WRITTEN REQUEST:
Find the lines containing the word "número" and copy every one of them.

DATA SUPPLIED:

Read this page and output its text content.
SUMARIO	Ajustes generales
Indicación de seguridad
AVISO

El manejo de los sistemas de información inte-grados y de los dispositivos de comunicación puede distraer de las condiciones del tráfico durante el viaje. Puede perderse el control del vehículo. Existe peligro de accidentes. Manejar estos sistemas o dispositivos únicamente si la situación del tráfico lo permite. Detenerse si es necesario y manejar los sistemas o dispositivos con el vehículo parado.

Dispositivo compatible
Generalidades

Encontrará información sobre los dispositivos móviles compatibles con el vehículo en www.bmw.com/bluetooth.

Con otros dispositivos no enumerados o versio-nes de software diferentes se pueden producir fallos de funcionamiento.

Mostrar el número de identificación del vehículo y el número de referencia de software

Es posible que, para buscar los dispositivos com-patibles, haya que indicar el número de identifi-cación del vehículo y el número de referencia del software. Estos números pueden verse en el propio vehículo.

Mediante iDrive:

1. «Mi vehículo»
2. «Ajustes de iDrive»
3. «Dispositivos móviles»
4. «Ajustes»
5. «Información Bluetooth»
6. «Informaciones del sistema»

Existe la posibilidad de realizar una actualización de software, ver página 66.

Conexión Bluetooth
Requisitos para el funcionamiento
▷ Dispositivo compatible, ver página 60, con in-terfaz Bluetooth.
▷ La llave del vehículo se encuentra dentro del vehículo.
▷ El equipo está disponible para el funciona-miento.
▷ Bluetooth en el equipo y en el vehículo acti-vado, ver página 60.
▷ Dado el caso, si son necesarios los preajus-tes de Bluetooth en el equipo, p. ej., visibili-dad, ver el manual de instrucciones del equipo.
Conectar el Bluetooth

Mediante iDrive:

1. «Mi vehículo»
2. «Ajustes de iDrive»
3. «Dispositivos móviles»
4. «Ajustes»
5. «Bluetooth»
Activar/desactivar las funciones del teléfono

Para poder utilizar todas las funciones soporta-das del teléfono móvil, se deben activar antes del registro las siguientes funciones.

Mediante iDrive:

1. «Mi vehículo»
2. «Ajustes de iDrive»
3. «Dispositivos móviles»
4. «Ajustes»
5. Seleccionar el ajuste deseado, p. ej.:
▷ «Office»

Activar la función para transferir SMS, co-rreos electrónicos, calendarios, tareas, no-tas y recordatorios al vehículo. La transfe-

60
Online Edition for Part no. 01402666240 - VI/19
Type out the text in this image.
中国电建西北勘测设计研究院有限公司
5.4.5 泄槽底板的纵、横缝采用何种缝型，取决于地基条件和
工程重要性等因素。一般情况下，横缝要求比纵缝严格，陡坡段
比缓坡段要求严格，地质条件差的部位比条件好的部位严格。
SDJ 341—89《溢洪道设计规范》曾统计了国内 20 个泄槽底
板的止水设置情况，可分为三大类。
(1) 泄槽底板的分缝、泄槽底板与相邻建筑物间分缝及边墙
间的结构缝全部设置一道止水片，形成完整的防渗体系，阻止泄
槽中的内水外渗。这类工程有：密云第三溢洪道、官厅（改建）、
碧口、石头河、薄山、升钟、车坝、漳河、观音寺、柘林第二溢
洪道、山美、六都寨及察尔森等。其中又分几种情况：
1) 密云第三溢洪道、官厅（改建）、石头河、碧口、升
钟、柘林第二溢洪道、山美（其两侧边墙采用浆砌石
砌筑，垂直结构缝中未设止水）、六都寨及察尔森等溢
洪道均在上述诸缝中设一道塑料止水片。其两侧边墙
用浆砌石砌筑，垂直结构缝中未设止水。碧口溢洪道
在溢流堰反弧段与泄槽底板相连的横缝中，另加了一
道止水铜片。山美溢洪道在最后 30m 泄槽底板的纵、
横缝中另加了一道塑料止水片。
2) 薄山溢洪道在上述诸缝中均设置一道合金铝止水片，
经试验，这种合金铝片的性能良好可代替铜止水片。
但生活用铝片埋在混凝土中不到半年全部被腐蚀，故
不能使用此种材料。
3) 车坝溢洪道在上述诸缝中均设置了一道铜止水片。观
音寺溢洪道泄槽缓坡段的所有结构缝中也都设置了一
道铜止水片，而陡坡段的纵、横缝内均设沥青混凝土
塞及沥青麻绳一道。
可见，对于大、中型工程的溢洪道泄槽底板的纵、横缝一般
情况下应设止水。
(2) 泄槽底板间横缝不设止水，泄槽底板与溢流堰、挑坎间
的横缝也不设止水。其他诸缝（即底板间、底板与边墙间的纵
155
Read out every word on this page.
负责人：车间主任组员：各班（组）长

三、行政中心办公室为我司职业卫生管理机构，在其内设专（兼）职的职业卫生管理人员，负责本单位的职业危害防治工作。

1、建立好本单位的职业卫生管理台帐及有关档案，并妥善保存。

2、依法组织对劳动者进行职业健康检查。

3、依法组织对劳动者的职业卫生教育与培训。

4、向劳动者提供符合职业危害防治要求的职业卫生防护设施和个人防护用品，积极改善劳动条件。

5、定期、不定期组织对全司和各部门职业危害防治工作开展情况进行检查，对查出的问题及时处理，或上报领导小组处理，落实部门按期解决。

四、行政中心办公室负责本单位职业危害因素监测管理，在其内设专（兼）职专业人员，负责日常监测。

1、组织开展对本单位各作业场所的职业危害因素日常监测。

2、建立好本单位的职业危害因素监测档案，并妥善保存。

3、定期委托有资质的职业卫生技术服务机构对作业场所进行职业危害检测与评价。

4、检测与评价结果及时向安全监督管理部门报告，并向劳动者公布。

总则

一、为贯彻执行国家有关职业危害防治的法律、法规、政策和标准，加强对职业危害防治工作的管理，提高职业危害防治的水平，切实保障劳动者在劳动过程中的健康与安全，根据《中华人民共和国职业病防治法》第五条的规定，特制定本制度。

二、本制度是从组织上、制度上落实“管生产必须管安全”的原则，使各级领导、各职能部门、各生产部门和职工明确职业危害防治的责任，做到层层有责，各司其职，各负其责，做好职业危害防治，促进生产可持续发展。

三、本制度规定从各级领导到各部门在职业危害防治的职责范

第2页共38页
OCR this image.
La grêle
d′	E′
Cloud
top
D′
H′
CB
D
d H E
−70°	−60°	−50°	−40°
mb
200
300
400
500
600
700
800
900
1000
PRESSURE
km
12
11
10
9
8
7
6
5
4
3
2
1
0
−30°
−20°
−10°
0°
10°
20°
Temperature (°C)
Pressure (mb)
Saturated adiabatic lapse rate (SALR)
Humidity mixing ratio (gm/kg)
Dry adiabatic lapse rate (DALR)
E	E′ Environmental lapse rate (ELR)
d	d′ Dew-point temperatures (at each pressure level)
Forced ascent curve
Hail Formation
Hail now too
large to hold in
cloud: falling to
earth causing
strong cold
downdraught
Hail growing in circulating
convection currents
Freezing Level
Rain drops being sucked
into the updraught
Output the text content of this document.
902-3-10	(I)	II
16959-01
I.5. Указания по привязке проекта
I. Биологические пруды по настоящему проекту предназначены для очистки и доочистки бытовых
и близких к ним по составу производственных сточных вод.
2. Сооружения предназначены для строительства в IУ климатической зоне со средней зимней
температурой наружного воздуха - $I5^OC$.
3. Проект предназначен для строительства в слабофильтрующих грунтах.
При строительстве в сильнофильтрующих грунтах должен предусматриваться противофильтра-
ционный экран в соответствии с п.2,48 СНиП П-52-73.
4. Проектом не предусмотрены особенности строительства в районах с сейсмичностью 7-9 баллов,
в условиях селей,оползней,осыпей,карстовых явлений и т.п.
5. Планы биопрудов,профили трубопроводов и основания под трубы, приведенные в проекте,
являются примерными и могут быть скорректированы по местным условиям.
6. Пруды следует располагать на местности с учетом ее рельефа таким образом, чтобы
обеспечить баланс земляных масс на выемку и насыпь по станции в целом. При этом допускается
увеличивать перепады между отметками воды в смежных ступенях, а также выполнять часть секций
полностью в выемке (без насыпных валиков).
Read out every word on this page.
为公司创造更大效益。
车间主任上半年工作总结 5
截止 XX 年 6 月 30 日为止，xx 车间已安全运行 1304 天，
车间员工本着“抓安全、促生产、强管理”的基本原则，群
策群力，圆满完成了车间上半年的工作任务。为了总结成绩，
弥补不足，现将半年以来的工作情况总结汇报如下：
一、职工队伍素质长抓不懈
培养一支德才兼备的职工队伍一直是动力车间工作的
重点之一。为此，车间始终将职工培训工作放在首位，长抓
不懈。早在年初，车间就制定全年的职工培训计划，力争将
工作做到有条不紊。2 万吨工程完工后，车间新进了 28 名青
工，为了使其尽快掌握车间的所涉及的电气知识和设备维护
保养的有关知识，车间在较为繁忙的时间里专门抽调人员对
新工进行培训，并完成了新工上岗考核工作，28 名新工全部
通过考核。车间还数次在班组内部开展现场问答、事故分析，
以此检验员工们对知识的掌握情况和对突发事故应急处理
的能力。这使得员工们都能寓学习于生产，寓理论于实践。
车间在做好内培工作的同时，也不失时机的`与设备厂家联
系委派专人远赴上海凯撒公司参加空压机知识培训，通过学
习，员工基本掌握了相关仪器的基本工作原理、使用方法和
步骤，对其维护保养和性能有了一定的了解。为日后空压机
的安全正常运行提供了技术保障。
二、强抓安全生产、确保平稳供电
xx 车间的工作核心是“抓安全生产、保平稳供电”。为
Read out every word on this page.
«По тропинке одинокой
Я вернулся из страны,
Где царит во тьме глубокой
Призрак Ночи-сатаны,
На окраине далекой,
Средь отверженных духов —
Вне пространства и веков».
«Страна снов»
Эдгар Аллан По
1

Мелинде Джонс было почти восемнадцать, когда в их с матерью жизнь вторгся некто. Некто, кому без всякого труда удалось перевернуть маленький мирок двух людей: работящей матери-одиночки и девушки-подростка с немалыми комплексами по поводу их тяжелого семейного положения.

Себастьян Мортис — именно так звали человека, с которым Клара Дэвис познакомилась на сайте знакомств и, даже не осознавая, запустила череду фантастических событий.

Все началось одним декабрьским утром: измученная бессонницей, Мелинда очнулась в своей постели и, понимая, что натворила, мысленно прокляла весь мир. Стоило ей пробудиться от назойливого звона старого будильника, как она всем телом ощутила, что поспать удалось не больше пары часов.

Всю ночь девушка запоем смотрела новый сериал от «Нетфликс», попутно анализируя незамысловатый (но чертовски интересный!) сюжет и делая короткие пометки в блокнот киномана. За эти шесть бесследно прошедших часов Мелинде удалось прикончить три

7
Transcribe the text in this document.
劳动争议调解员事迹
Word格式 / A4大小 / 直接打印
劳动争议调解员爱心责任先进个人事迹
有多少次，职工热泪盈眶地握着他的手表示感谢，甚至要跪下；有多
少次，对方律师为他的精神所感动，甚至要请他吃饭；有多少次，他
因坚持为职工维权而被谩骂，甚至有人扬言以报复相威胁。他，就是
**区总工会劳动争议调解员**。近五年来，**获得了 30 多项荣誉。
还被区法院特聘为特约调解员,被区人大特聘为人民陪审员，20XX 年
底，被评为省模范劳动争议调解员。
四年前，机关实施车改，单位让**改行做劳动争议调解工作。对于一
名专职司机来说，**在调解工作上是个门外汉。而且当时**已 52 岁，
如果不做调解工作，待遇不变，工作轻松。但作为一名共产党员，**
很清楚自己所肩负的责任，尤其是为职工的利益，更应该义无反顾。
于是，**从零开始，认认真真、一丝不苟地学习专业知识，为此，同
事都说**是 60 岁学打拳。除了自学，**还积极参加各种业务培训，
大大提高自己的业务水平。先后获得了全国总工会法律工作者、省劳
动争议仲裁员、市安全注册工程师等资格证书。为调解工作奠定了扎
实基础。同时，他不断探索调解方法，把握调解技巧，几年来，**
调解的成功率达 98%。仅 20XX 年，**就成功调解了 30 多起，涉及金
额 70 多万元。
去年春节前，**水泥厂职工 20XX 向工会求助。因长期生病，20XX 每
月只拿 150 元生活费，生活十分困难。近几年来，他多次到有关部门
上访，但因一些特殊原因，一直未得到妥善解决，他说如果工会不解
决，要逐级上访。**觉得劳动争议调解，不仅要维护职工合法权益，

THE OUTPUT:
Mostrar el número de identificación del vehículo y el número de referencia de software
Es posible que, para buscar los dispositivos com-patibles, haya que indicar el número de identifi-cación del vehículo y el número de referencia del software. Estos números pueden verse en el propio vehículo.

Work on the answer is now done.